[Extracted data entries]
- - -

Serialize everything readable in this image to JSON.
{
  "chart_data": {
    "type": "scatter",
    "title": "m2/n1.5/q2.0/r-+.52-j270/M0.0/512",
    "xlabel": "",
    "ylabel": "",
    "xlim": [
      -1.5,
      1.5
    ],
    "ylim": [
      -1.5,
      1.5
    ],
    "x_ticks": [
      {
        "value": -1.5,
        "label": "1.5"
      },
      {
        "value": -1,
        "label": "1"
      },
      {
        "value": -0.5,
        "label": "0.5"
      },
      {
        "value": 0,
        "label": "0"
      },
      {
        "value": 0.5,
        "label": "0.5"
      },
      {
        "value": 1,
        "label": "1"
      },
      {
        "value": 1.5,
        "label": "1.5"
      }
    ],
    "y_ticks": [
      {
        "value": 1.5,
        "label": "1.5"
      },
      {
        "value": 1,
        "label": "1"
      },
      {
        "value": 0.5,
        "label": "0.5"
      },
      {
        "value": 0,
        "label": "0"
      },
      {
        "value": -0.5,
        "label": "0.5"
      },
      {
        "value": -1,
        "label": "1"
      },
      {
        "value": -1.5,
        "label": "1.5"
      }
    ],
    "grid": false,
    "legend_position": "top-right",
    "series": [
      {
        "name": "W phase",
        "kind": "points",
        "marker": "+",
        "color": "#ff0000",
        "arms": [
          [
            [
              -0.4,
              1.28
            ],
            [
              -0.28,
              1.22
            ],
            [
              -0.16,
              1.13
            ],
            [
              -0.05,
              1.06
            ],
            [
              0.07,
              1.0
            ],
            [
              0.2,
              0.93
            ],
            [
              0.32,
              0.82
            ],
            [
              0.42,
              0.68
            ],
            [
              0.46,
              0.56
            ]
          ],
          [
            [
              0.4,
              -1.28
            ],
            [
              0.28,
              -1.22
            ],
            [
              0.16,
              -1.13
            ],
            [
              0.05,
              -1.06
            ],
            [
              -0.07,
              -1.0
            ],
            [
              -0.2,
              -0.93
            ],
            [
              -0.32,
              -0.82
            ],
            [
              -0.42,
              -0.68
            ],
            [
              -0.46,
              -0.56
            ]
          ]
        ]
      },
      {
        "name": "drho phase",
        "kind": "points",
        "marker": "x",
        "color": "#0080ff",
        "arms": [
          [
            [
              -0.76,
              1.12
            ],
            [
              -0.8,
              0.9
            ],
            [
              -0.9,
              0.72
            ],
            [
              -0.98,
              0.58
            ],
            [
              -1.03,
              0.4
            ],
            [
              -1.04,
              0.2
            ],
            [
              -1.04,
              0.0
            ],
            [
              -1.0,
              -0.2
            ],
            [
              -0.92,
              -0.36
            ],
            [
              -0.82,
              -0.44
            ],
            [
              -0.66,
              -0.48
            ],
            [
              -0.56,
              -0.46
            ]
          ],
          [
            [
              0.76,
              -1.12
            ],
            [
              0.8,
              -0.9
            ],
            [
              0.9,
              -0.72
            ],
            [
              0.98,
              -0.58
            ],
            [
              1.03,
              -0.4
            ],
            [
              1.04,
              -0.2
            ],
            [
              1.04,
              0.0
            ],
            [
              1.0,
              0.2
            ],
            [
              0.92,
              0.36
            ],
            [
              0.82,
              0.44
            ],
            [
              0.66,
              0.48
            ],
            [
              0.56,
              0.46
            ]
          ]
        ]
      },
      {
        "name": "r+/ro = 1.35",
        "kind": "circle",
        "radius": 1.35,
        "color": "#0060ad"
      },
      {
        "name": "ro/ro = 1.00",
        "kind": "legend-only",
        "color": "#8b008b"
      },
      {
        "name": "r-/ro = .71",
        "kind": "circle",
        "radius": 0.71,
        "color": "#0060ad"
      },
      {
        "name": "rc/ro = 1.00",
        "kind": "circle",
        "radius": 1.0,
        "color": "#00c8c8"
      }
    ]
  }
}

- - -

TASK TO COMPLETE: In the entries above, find every line holding the word "color" and copy it out.

FINAL RESULT:
        "color": "#ff0000",
        "color": "#0080ff",
        "color": "#0060ad"
        "color": "#8b008b"
        "color": "#0060ad"
        "color": "#00c8c8"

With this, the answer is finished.